* Description of the task
Pick out all lines of the entries that include the word "count" and copy them.
◆ ◆ ◆ ◆
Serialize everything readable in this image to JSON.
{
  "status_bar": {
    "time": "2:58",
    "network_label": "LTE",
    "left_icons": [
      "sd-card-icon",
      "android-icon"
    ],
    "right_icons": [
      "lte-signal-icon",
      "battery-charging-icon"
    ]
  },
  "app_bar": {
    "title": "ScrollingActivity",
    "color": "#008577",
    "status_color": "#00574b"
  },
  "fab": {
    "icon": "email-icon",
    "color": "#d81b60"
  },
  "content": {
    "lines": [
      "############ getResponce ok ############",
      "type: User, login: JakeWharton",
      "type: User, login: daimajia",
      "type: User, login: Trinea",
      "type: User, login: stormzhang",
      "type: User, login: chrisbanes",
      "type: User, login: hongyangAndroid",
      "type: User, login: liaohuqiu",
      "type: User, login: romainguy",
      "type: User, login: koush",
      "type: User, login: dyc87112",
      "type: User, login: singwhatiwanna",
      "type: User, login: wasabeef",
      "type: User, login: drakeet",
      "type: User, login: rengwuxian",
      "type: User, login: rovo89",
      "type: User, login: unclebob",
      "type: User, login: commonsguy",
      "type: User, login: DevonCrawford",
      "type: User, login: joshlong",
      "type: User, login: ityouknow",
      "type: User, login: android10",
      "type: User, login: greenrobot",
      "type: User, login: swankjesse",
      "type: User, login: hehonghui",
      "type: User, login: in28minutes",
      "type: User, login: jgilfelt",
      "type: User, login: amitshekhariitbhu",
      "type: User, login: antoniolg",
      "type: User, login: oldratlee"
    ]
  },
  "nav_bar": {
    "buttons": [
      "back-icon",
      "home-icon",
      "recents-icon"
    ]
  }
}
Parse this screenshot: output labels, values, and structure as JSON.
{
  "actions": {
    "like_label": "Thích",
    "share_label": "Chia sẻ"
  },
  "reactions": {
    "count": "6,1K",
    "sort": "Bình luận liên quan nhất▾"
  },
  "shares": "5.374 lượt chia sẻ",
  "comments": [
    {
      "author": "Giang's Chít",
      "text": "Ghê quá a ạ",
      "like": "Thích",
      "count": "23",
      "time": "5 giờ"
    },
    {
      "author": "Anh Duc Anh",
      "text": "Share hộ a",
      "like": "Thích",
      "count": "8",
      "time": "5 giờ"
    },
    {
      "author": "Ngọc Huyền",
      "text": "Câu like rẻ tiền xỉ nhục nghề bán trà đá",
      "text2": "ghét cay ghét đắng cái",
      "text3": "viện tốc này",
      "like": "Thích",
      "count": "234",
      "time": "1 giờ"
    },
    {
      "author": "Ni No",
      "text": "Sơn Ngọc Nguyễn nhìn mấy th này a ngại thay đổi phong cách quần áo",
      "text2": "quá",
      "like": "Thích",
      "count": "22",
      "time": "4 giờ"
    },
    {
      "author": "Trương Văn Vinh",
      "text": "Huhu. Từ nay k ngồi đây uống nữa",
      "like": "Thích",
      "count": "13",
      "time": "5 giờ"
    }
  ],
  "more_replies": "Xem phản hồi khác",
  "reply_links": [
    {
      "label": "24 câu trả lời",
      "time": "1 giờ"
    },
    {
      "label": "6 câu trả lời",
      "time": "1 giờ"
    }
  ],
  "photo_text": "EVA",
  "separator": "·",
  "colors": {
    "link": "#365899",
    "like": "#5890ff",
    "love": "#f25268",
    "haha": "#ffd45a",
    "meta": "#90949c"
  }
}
◆ ◆ ◆ ◆
* Response below
    "count": "6,1K",
      "count": "23",
      "count": "8",
      "count": "234",
      "count": "22",
      "count": "13",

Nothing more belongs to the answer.